* [Text under study]
****************************************

Mental health counselors probably have encountered a lot of heartbreaking stories from LGBT patients. And these stories are due to homophobia and heterosexualism. Many of the LGBT would feel different merely because they are not heterosexuals. They want to speak out but are afraid to do it.
Talking about their sexuality feels like a taboo as if it was something that no one should speak of even in this day and age. It was like a secret that only they should keep. Their sexuality and gender nonconformity made them more vulnerable to homophobic and transphobic attacks at their school and even in their own home. Without any support, they had to endure it all.
Due to being unable to talk about this issue, they have developed psychological scars. Children in school would avoid being related to the word queer as much as possible to prevent isolation or being called “faggot” or “dike”, which is commonly experienced by LGBT children.
Some gay students have heard of more than twenty homophobic slurs every day. This makes school a terrifying place for LGBT teens since school authorities would often turn a blind eye. These contribute to the growing suicide rate among them. Accoding to Torey C. Richards, LMHC “Suicide is the second leading cause of death for people between 14 and 25, and about 30,000 people in the United States commit suicide each year.”
LGBT children can’t process why they are being attacked. They do not have parents who had the same experience and thus cannot explain to them. They may also have abusive families who would blame the child instead. Michael Friedman Ph.D. elaborates that “Rejection often starts at home. As many as 50 percent of LGBT teens experience a negative reaction from their parents when they come out; 30 percent experience physical abuse, and 26 percent are kicked out of their homes.” He’s right.
The refusal of parents or relatives to put themselves in the shoes of the child and see their world will only end up with the child not having a strong sense of self. This and the isolation, violence, and humiliation they experience, and the child will end up suffering silently with no support system or worse, commit suicide.
““Coming out” can be an emotionally charged time punctuated by numerous transitions and changes.” Joseph Manera, PsyD said. There are a lot of LGBT youth who came out to the families and friends but ended up being rejected. Some are even thrown out of their house, leaving them to be homeless.
These experiences contribute to the growing suicide rate and trauma in LGBT youth. This rate is remarkably higher than heterosexual youths, as LGBT youths are more desperate in escaping the trauma they are experiencing.
Those who managed to survive the traumatic childhood may develop internalized homophobia due to the lack of protection they experienced. Internalized homophobia is this want for other LGBT to experience what they experienced. This can lead to lower self-esteem and even self-hatred.

****************************************

* [Record set]
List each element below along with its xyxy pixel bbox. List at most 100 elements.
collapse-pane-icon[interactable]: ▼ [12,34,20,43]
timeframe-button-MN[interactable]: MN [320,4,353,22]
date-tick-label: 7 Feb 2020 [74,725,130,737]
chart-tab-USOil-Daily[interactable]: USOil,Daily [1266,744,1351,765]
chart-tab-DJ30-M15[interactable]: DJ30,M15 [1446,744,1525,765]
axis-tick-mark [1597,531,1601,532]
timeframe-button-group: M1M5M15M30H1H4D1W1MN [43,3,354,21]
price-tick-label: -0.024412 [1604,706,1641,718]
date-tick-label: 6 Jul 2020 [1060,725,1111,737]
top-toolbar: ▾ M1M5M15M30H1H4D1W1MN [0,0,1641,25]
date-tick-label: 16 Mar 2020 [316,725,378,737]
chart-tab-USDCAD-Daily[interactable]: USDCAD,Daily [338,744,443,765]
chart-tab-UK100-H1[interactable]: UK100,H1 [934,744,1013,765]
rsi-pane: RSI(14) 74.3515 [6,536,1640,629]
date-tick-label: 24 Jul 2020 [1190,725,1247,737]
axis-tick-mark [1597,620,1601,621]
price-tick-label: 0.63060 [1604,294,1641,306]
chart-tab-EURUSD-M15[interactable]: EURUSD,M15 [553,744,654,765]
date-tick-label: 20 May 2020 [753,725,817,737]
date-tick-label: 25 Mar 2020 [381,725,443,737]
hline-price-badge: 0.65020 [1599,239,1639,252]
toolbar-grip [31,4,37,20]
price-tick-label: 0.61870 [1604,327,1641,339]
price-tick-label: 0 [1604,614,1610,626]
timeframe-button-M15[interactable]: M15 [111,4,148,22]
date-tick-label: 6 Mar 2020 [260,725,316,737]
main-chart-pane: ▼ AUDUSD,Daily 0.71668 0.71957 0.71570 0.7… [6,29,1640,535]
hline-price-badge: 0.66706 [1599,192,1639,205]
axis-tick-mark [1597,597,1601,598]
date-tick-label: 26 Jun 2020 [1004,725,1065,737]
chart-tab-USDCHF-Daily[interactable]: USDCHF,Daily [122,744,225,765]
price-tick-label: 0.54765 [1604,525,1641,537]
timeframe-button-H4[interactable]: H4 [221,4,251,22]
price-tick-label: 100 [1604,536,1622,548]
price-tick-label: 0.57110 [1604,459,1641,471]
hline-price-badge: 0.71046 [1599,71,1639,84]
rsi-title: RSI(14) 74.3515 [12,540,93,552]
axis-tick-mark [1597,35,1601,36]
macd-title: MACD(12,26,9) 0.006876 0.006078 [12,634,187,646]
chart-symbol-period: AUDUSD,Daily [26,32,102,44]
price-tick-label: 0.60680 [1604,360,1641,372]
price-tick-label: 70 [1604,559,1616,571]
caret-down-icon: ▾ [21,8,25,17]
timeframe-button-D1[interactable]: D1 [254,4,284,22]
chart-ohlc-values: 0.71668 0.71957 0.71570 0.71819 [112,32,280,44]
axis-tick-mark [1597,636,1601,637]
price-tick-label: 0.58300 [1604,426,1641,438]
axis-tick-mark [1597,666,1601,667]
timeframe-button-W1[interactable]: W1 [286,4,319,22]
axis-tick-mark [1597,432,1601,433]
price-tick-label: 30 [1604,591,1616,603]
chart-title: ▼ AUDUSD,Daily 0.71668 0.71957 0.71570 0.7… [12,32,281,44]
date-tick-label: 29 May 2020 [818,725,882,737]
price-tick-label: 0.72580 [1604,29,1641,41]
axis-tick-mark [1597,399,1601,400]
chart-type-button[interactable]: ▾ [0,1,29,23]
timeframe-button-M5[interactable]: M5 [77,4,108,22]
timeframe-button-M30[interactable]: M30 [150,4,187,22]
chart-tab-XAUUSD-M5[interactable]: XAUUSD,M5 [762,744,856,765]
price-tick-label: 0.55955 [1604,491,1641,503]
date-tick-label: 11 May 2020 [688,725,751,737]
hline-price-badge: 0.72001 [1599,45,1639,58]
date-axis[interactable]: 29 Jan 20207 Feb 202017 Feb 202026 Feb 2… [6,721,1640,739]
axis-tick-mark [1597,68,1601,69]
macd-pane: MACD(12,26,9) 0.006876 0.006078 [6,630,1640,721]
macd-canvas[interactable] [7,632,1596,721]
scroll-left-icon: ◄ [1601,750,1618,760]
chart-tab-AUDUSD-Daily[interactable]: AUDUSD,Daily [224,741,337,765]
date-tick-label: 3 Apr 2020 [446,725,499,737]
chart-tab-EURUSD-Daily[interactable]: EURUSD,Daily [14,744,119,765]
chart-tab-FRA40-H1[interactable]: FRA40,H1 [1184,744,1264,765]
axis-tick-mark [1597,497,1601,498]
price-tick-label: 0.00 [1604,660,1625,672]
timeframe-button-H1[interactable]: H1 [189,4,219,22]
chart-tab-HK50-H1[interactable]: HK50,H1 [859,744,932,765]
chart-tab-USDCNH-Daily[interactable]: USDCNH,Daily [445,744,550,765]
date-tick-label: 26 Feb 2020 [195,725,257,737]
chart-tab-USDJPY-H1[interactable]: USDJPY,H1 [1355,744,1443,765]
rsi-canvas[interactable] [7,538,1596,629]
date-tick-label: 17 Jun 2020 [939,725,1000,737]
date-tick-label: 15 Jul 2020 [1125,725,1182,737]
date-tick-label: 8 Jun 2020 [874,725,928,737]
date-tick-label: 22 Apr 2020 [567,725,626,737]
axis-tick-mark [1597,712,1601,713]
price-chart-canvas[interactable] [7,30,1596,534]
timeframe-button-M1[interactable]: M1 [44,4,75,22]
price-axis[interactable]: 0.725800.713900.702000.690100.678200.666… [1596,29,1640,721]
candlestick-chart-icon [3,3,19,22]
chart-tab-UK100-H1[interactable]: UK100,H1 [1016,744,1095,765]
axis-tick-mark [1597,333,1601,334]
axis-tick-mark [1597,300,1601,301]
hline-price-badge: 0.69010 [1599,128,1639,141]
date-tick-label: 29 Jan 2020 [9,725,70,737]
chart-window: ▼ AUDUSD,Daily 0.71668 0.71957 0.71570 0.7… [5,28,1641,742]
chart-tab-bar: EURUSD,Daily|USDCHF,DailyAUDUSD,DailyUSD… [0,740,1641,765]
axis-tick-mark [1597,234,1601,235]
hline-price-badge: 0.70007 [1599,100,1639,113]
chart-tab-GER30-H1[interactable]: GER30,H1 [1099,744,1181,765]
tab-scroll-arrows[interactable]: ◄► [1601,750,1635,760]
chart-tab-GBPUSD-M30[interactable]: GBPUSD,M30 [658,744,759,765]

****************************************

* [What you are asked to do]
Replace "taboo" with "forbidden topic" and write out the passage of the text on homophobia and LGBT youth, starting at "Mental health counselors" and ending at "endure it all.".

* [Output of the exercise]
Mental health counselors probably have encountered a lot of heartbreaking stories from LGBT patients. And these stories are due to homophobia and heterosexualism. Many of the LGBT would feel different merely because they are not heterosexuals. They want to speak out but are afraid to do it.
Talking about their sexuality feels like a forbidden topic as if it was something that no one should speak of even in this day and age. It was like a secret that only they should keep. Their sexuality and gender nonconformity made them more vulnerable to homophobic and transphobic attacks at their school and even in their own home. Without any support, they had to endure it all.